▶ **THE INPUT**
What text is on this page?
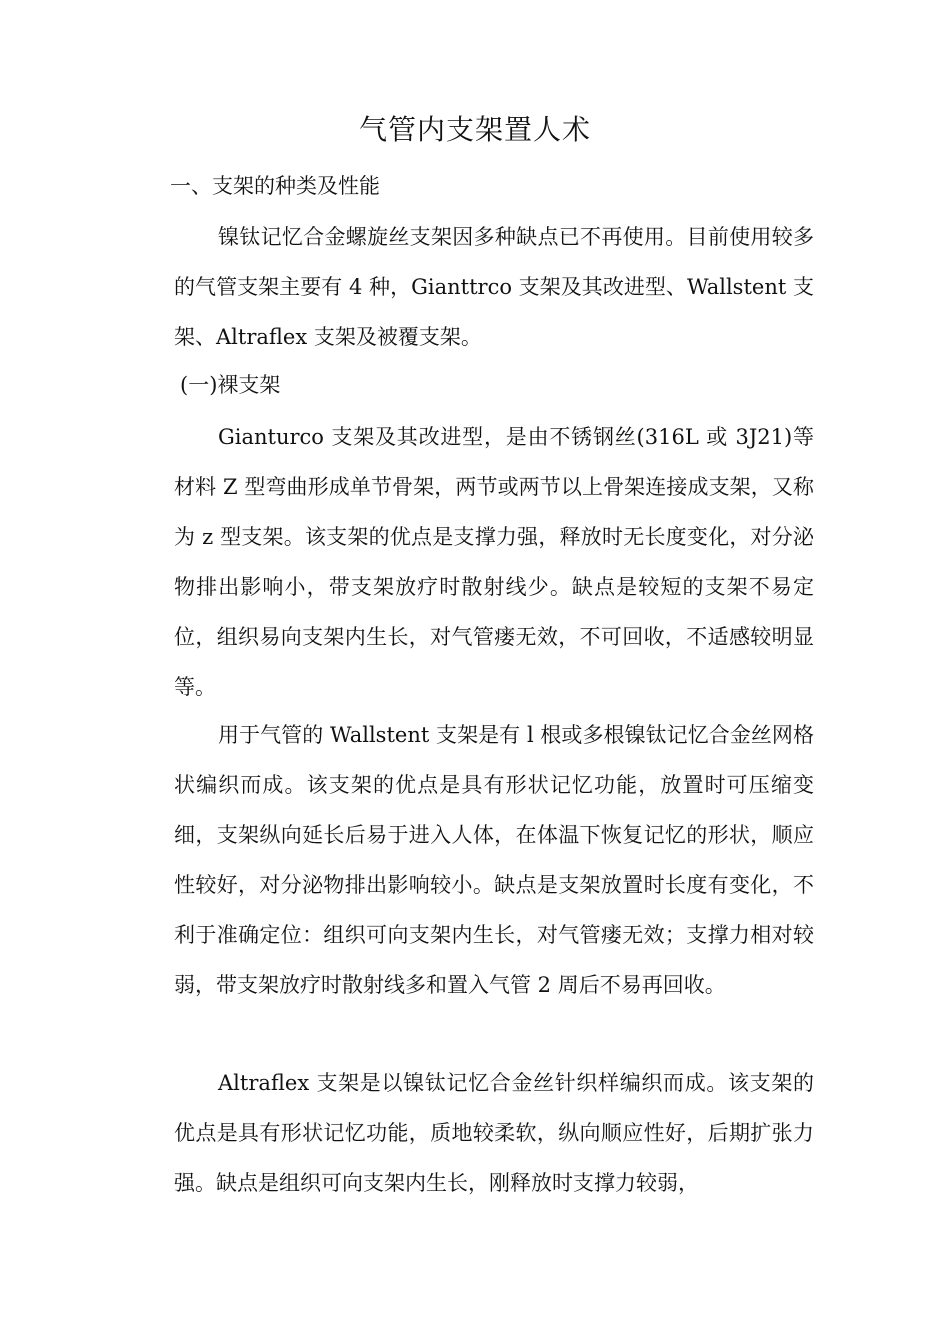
气管内支架置人术
一、支架的种类及性能

镍钛记忆合金螺旋丝支架因多种缺点已不再使用。目前使用较多的气管支架主要有 4 种，Gianttrco 支架及其改进型、Wallstent 支架、Altraflex 支架及被覆支架。

(一)裸支架

Gianturco 支架及其改进型，是由不锈钢丝(316L 或 3J21)等材料 Z 型弯曲形成单节骨架，两节或两节以上骨架连接成支架，又称为 z 型支架。该支架的优点是支撑力强，释放时无长度变化，对分泌物排出影响小，带支架放疗时散射线少。缺点是较短的支架不易定位，组织易向支架内生长，对气管瘘无效，不可回收，不适感较明显等。

用于气管的 Wallstent 支架是有 l 根或多根镍钛记忆合金丝网格状编织而成。该支架的优点是具有形状记忆功能，放置时可压缩变细，支架纵向延长后易于进入人体，在体温下恢复记忆的形状，顺应性较好，对分泌物排出影响较小。缺点是支架放置时长度有变化，不利于准确定位：组织可向支架内生长，对气管瘘无效；支撑力相对较弱，带支架放疗时散射线多和置入气管 2 周后不易再回收。

Altraflex 支架是以镍钛记忆合金丝针织样编织而成。该支架的优点是具有形状记忆功能，质地较柔软，纵向顺应性好，后期扩张力强。缺点是组织可向支架内生长，刚释放时支撑力较弱，
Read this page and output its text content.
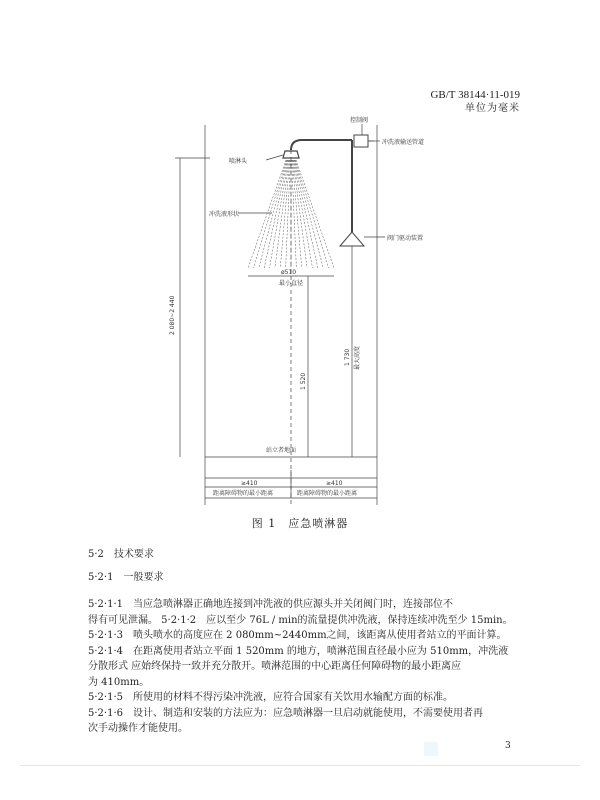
GB/T 38144·11-019
单位为毫米
控制阀
冲洗液输送管道
喷淋头
冲洗液形状
阀门驱动装置
ø510
最小直径
2 080~2 440
1 520
1 730 最大高度
站立者地面
≥410	≥410
距离障碍物的最小距离	距离障碍物的最小距离
图 1　应急喷淋器

5·2　技术要求

5·2·1　一般要求

5·2·1·1　当应急喷淋器正确地连接到冲洗液的供应源头并关闭阀门时，连接部位不

得有可见泄漏。 5·2·1·2　应以至少 76L / min的流量提供冲洗液，保持连续冲洗至少 15min。

5·2·1·3　喷头喷水的高度应在 2 080mm~2440mm之间，该距离从使用者站立的平面计算。

5·2·1·4　在距离使用者站立平面 1 520mm 的地方，喷淋范围直径最小应为 510mm，冲洗液

分散形式 应始终保持一致并充分散开。喷淋范围的中心距离任何障碍物的最小距离应

为 410mm。

5·2·1·5　所使用的材料不得污染冲洗液，应符合国家有关饮用水输配方面的标准。

5·2·1·6　设计、制造和安装的方法应为：应急喷淋器一旦启动就能使用，不需要使用者再

次手动操作才能使用。

3
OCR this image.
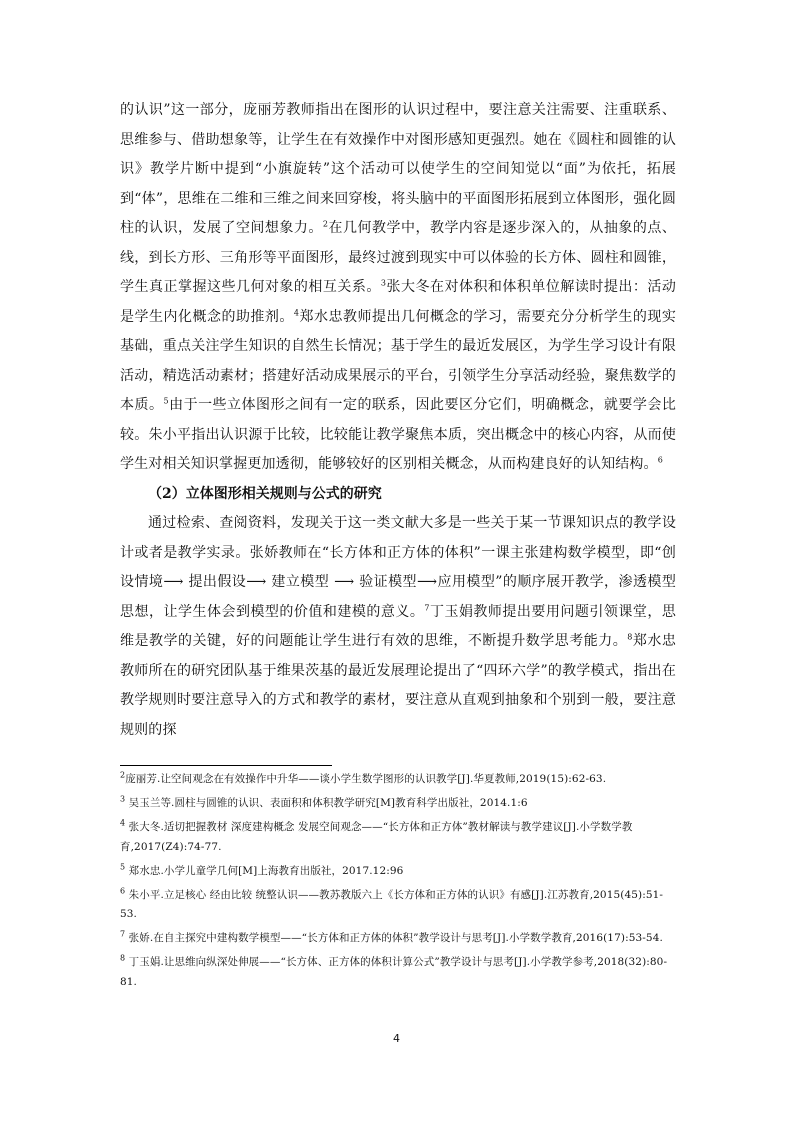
的认识”这一部分，庞丽芳教师指出在图形的认识过程中，要注意关注需要、注重联系、思维参与、借助想象等，让学生在有效操作中对图形感知更强烈。她在《圆柱和圆锥的认识》教学片断中提到“小旗旋转”这个活动可以使学生的空间知觉以“面”为依托，拓展到“体”，思维在二维和三维之间来回穿梭，将头脑中的平面图形拓展到立体图形，强化圆柱的认识，发展了空间想象力。$^2$在几何教学中，教学内容是逐步深入的，从抽象的点、线，到长方形、三角形等平面图形，最终过渡到现实中可以体验的长方体、圆柱和圆锥，学生真正掌握这些几何对象的相互关系。$^3$张大冬在对体积和体积单位解读时提出：活动是学生内化概念的助推剂。$^4$郑水忠教师提出几何概念的学习，需要充分分析学生的现实基础，重点关注学生知识的自然生长情况；基于学生的最近发展区，为学生学习设计有限活动，精选活动素材；搭建好活动成果展示的平台，引领学生分享活动经验，聚焦数学的本质。$^5$由于一些立体图形之间有一定的联系，因此要区分它们，明确概念，就要学会比较。朱小平指出认识源于比较，比较能让教学聚焦本质，突出概念中的核心内容，从而使学生对相关知识掌握更加透彻，能够较好的区别相关概念，从而构建良好的认知结构。$^6$

（2）立体图形相关规则与公式的研究

通过检索、查阅资料，发现关于这一类文献大多是一些关于某一节课知识点的教学设计或者是教学实录。张娇教师在“长方体和正方体的体积”一课主张建构数学模型，即“创设情境⟶ 提出假设⟶ 建立模型 ⟶ 验证模型⟶应用模型”的顺序展开教学，渗透模型思想，让学生体会到模型的价值和建模的意义。$^7$丁玉娟教师提出要用问题引领课堂，思维是教学的关键，好的问题能让学生进行有效的思维，不断提升数学思考能力。$^8$郑水忠教师所在的研究团队基于维果茨基的最近发展理论提出了“四环六学”的教学模式，指出在教学规则时要注意导入的方式和教学的素材，要注意从直观到抽象和个别到一般，要注意规则的探

$^2$庞丽芳.让空间观念在有效操作中升华——谈小学生数学图形的认识教学[J].华夏教师,2019(15):62-63.

$^3$ 吴玉兰等.圆柱与圆锥的认识、表面积和体积教学研究[M]教育科学出版社，2014.1:6

$^4$ 张大冬.适切把握教材 深度建构概念 发展空间观念——“长方体和正方体”教材解读与教学建议[J].小学数学教育,2017(Z4):74-77.

$^5$ 郑水忠.小学儿童学几何[M]上海教育出版社，2017.12:96

$^6$ 朱小平.立足核心 经由比较 统整认识——教苏教版六上《长方体和正方体的认识》有感[J].江苏教育,2015(45):51-53.

$^7$ 张娇.在自主探究中建构数学模型——“长方体和正方体的体积”教学设计与思考[J].小学数学教育,2016(17):53-54.

$^8$ 丁玉娟.让思维向纵深处伸展——“长方体、正方体的体积计算公式”教学设计与思考[J].小学教学参考,2018(32):80-81.

4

▶ **TASK PROMPT**
Word for word, restate the lines from the one containing "OCR this image." through the end of the listing, and nothing more. Skip the pictures.

▶ **SOLUTION FOR THIS PROBLEM**
OCR this image.
的认识”这一部分，庞丽芳教师指出在图形的认识过程中，要注意关注需要、注重联系、思维参与、借助想象等，让学生在有效操作中对图形感知更强烈。她在《圆柱和圆锥的认识》教学片断中提到“小旗旋转”这个活动可以使学生的空间知觉以“面”为依托，拓展到“体”，思维在二维和三维之间来回穿梭，将头脑中的平面图形拓展到立体图形，强化圆柱的认识，发展了空间想象力。$^2$在几何教学中，教学内容是逐步深入的，从抽象的点、线，到长方形、三角形等平面图形，最终过渡到现实中可以体验的长方体、圆柱和圆锥，学生真正掌握这些几何对象的相互关系。$^3$张大冬在对体积和体积单位解读时提出：活动是学生内化概念的助推剂。$^4$郑水忠教师提出几何概念的学习，需要充分分析学生的现实基础，重点关注学生知识的自然生长情况；基于学生的最近发展区，为学生学习设计有限活动，精选活动素材；搭建好活动成果展示的平台，引领学生分享活动经验，聚焦数学的本质。$^5$由于一些立体图形之间有一定的联系，因此要区分它们，明确概念，就要学会比较。朱小平指出认识源于比较，比较能让教学聚焦本质，突出概念中的核心内容，从而使学生对相关知识掌握更加透彻，能够较好的区别相关概念，从而构建良好的认知结构。$^6$

（2）立体图形相关规则与公式的研究

通过检索、查阅资料，发现关于这一类文献大多是一些关于某一节课知识点的教学设计或者是教学实录。张娇教师在“长方体和正方体的体积”一课主张建构数学模型，即“创设情境⟶ 提出假设⟶ 建立模型 ⟶ 验证模型⟶应用模型”的顺序展开教学，渗透模型思想，让学生体会到模型的价值和建模的意义。$^7$丁玉娟教师提出要用问题引领课堂，思维是教学的关键，好的问题能让学生进行有效的思维，不断提升数学思考能力。$^8$郑水忠教师所在的研究团队基于维果茨基的最近发展理论提出了“四环六学”的教学模式，指出在教学规则时要注意导入的方式和教学的素材，要注意从直观到抽象和个别到一般，要注意规则的探

$^2$庞丽芳.让空间观念在有效操作中升华——谈小学生数学图形的认识教学[J].华夏教师,2019(15):62-63.

$^3$ 吴玉兰等.圆柱与圆锥的认识、表面积和体积教学研究[M]教育科学出版社，2014.1:6

$^4$ 张大冬.适切把握教材 深度建构概念 发展空间观念——“长方体和正方体”教材解读与教学建议[J].小学数学教育,2017(Z4):74-77.

$^5$ 郑水忠.小学儿童学几何[M]上海教育出版社，2017.12:96

$^6$ 朱小平.立足核心 经由比较 统整认识——教苏教版六上《长方体和正方体的认识》有感[J].江苏教育,2015(45):51-53.

$^7$ 张娇.在自主探究中建构数学模型——“长方体和正方体的体积”教学设计与思考[J].小学数学教育,2016(17):53-54.

$^8$ 丁玉娟.让思维向纵深处伸展——“长方体、正方体的体积计算公式”教学设计与思考[J].小学教学参考,2018(32):80-81.

4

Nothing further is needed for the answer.